Search the material for the string "this", then report how many lines hold it, with no other text.

• • • • •

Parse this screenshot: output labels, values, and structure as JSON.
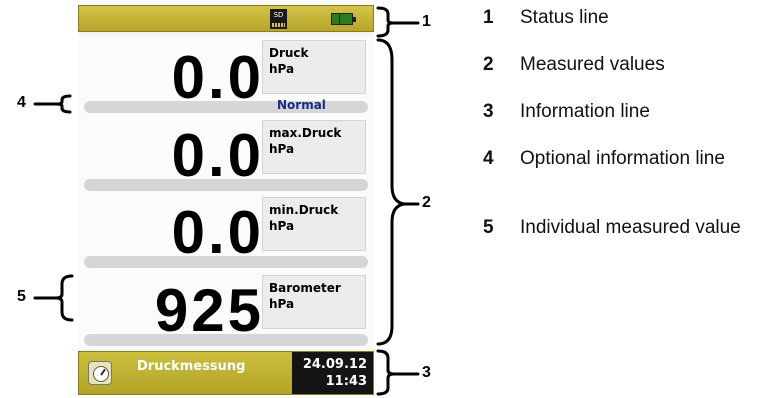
{
  "status_bar": {
    "sd_label": "SD"
  },
  "tiles": [
    {
      "value": "0.0",
      "label": "Druck",
      "unit": "hPa"
    },
    {
      "value": "0.0",
      "label": "max.Druck",
      "unit": "hPa"
    },
    {
      "value": "0.0",
      "label": "min.Druck",
      "unit": "hPa"
    },
    {
      "value": "925",
      "label": "Barometer",
      "unit": "hPa"
    }
  ],
  "optional_info": "Normal",
  "info_bar": {
    "title": "Druckmessung",
    "date": "24.09.12",
    "time": "11:43"
  },
  "callouts": [
    "1",
    "2",
    "3",
    "4",
    "5"
  ],
  "legend": [
    {
      "num": "1",
      "text": "Status line"
    },
    {
      "num": "2",
      "text": "Measured values"
    },
    {
      "num": "3",
      "text": "Information line"
    },
    {
      "num": "4",
      "text": "Optional information line"
    },
    {
      "num": "5",
      "text": "Individual measured value"
    }
  ],
  "colors": {
    "status_bar": "#c8b83a",
    "info_bar": "#b8a92e",
    "datetime_bg": "#141414",
    "optional_info_text": "#1a2a8a"
  }
}
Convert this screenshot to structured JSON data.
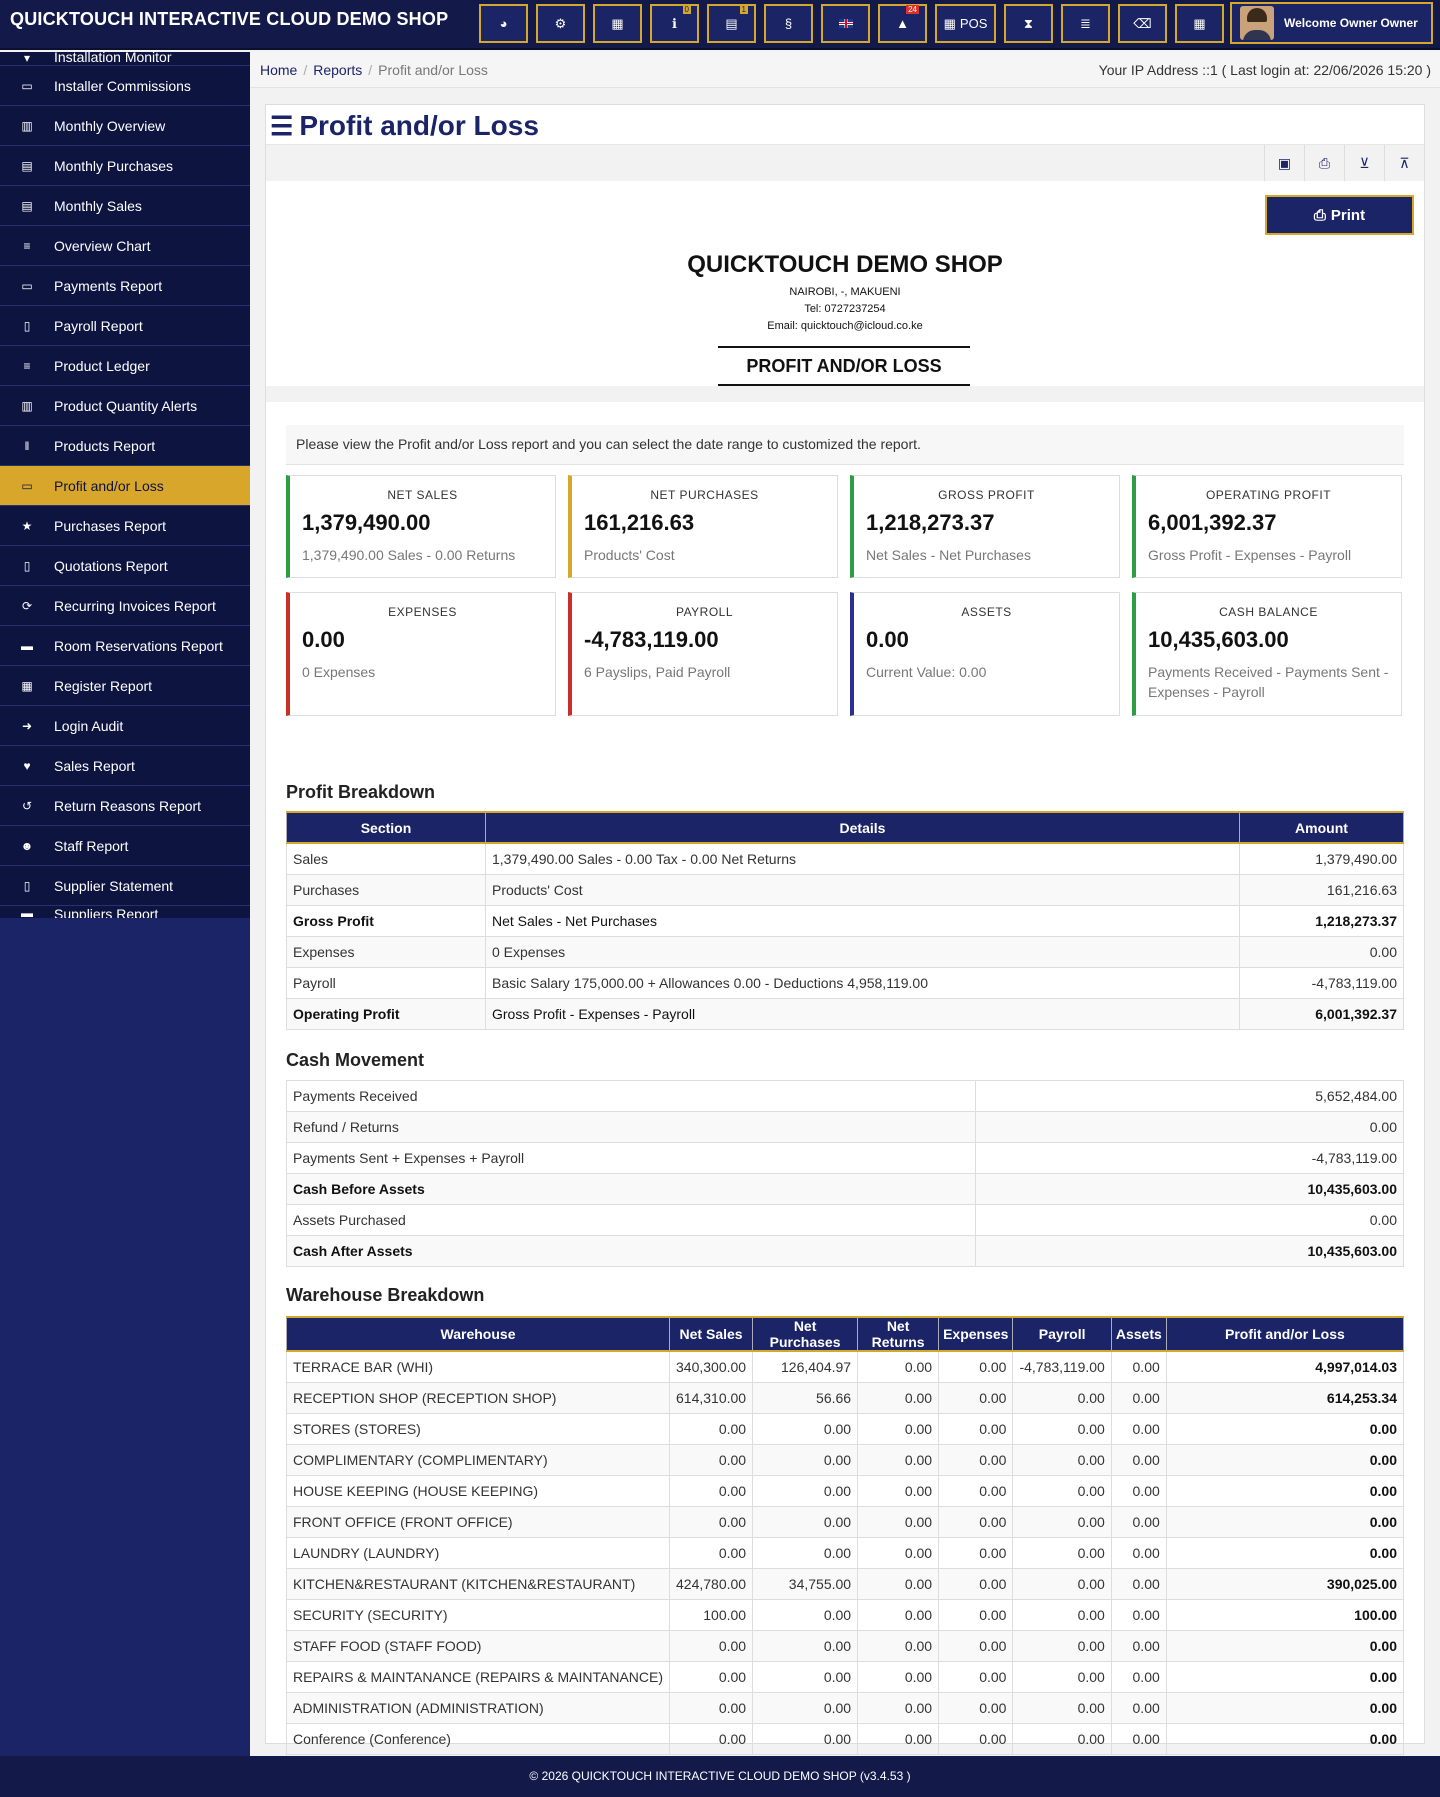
{
  "app": {
    "title": "QUICKTOUCH INTERACTIVE CLOUD DEMO SHOP",
    "welcome": "Welcome Owner Owner",
    "pos_label": "POS"
  },
  "topbar": {
    "badge_info": "0",
    "badge_calendar": "1",
    "badge_alert": "24"
  },
  "sidebar": {
    "partial_top": "Installation Monitor",
    "items": [
      {
        "label": "Installer Commissions",
        "icon": "money-icon"
      },
      {
        "label": "Monthly Overview",
        "icon": "bar-chart-icon"
      },
      {
        "label": "Monthly Purchases",
        "icon": "calendar-icon"
      },
      {
        "label": "Monthly Sales",
        "icon": "calendar-icon"
      },
      {
        "label": "Overview Chart",
        "icon": "list-icon"
      },
      {
        "label": "Payments Report",
        "icon": "money-icon"
      },
      {
        "label": "Payroll Report",
        "icon": "file-icon"
      },
      {
        "label": "Product Ledger",
        "icon": "list-icon"
      },
      {
        "label": "Product Quantity Alerts",
        "icon": "bar-chart-icon"
      },
      {
        "label": "Products Report",
        "icon": "barcode-icon"
      },
      {
        "label": "Profit and/or Loss",
        "icon": "money-icon"
      },
      {
        "label": "Purchases Report",
        "icon": "star-icon"
      },
      {
        "label": "Quotations Report",
        "icon": "file-icon"
      },
      {
        "label": "Recurring Invoices Report",
        "icon": "refresh-icon"
      },
      {
        "label": "Room Reservations Report",
        "icon": "bed-icon"
      },
      {
        "label": "Register Report",
        "icon": "grid-icon"
      },
      {
        "label": "Login Audit",
        "icon": "sign-in-icon"
      },
      {
        "label": "Sales Report",
        "icon": "heart-icon"
      },
      {
        "label": "Return Reasons Report",
        "icon": "undo-icon"
      },
      {
        "label": "Staff Report",
        "icon": "users-icon"
      },
      {
        "label": "Supplier Statement",
        "icon": "file-icon"
      }
    ],
    "partial_bottom": "Suppliers Report"
  },
  "breadcrumb": {
    "home": "Home",
    "reports": "Reports",
    "current": "Profit and/or Loss"
  },
  "ip_info": "Your IP Address ::1 ( Last login at: 22/06/2026 15:20 )",
  "page_title": "Profit and/or Loss",
  "print_label": "Print",
  "shop": {
    "name": "QUICKTOUCH DEMO SHOP",
    "address": "NAIROBI, -, MAKUENI",
    "tel": "Tel: 0727237254",
    "email": "Email: quicktouch@icloud.co.ke",
    "report_title": "PROFIT AND/OR LOSS"
  },
  "intro": "Please view the Profit and/or Loss report and you can select the date range to customized the report.",
  "cards": [
    {
      "title": "NET SALES",
      "value": "1,379,490.00",
      "sub": "1,379,490.00 Sales - 0.00 Returns"
    },
    {
      "title": "NET PURCHASES",
      "value": "161,216.63",
      "sub": "Products' Cost"
    },
    {
      "title": "GROSS PROFIT",
      "value": "1,218,273.37",
      "sub": "Net Sales - Net Purchases"
    },
    {
      "title": "OPERATING PROFIT",
      "value": "6,001,392.37",
      "sub": "Gross Profit - Expenses - Payroll"
    },
    {
      "title": "EXPENSES",
      "value": "0.00",
      "sub": "0 Expenses"
    },
    {
      "title": "PAYROLL",
      "value": "-4,783,119.00",
      "sub": "6 Payslips, Paid Payroll"
    },
    {
      "title": "ASSETS",
      "value": "0.00",
      "sub": "Current Value: 0.00"
    },
    {
      "title": "CASH BALANCE",
      "value": "10,435,603.00",
      "sub": "Payments Received - Payments Sent - Expenses - Payroll"
    }
  ],
  "profit_breakdown": {
    "title": "Profit Breakdown",
    "headers": [
      "Section",
      "Details",
      "Amount"
    ],
    "rows": [
      [
        "Sales",
        "1,379,490.00 Sales - 0.00 Tax - 0.00 Net Returns",
        "1,379,490.00"
      ],
      [
        "Purchases",
        "Products' Cost",
        "161,216.63"
      ],
      [
        "Gross Profit",
        "Net Sales - Net Purchases",
        "1,218,273.37"
      ],
      [
        "Expenses",
        "0 Expenses",
        "0.00"
      ],
      [
        "Payroll",
        "Basic Salary 175,000.00 + Allowances 0.00 - Deductions 4,958,119.00",
        "-4,783,119.00"
      ],
      [
        "Operating Profit",
        "Gross Profit - Expenses - Payroll",
        "6,001,392.37"
      ]
    ]
  },
  "cash_movement": {
    "title": "Cash Movement",
    "rows": [
      [
        "Payments Received",
        "5,652,484.00"
      ],
      [
        "Refund / Returns",
        "0.00"
      ],
      [
        "Payments Sent + Expenses + Payroll",
        "-4,783,119.00"
      ],
      [
        "Cash Before Assets",
        "10,435,603.00"
      ],
      [
        "Assets Purchased",
        "0.00"
      ],
      [
        "Cash After Assets",
        "10,435,603.00"
      ]
    ]
  },
  "warehouse_breakdown": {
    "title": "Warehouse Breakdown",
    "headers": [
      "Warehouse",
      "Net Sales",
      "Net Purchases",
      "Net Returns",
      "Expenses",
      "Payroll",
      "Assets",
      "Profit and/or Loss"
    ],
    "rows": [
      [
        "TERRACE BAR (WHI)",
        "340,300.00",
        "126,404.97",
        "0.00",
        "0.00",
        "-4,783,119.00",
        "0.00",
        "4,997,014.03"
      ],
      [
        "RECEPTION SHOP (RECEPTION SHOP)",
        "614,310.00",
        "56.66",
        "0.00",
        "0.00",
        "0.00",
        "0.00",
        "614,253.34"
      ],
      [
        "STORES (STORES)",
        "0.00",
        "0.00",
        "0.00",
        "0.00",
        "0.00",
        "0.00",
        "0.00"
      ],
      [
        "COMPLIMENTARY (COMPLIMENTARY)",
        "0.00",
        "0.00",
        "0.00",
        "0.00",
        "0.00",
        "0.00",
        "0.00"
      ],
      [
        "HOUSE KEEPING (HOUSE KEEPING)",
        "0.00",
        "0.00",
        "0.00",
        "0.00",
        "0.00",
        "0.00",
        "0.00"
      ],
      [
        "FRONT OFFICE (FRONT OFFICE)",
        "0.00",
        "0.00",
        "0.00",
        "0.00",
        "0.00",
        "0.00",
        "0.00"
      ],
      [
        "LAUNDRY (LAUNDRY)",
        "0.00",
        "0.00",
        "0.00",
        "0.00",
        "0.00",
        "0.00",
        "0.00"
      ],
      [
        "KITCHEN&RESTAURANT (KITCHEN&RESTAURANT)",
        "424,780.00",
        "34,755.00",
        "0.00",
        "0.00",
        "0.00",
        "0.00",
        "390,025.00"
      ],
      [
        "SECURITY (SECURITY)",
        "100.00",
        "0.00",
        "0.00",
        "0.00",
        "0.00",
        "0.00",
        "100.00"
      ],
      [
        "STAFF FOOD (STAFF FOOD)",
        "0.00",
        "0.00",
        "0.00",
        "0.00",
        "0.00",
        "0.00",
        "0.00"
      ],
      [
        "REPAIRS & MAINTANANCE (REPAIRS & MAINTANANCE)",
        "0.00",
        "0.00",
        "0.00",
        "0.00",
        "0.00",
        "0.00",
        "0.00"
      ],
      [
        "ADMINISTRATION (ADMINISTRATION)",
        "0.00",
        "0.00",
        "0.00",
        "0.00",
        "0.00",
        "0.00",
        "0.00"
      ],
      [
        "Conference (Conference)",
        "0.00",
        "0.00",
        "0.00",
        "0.00",
        "0.00",
        "0.00",
        "0.00"
      ]
    ]
  },
  "footer": "© 2026 QUICKTOUCH INTERACTIVE CLOUD DEMO SHOP (v3.4.53 )"
}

• • • • •

Exercise answer: 2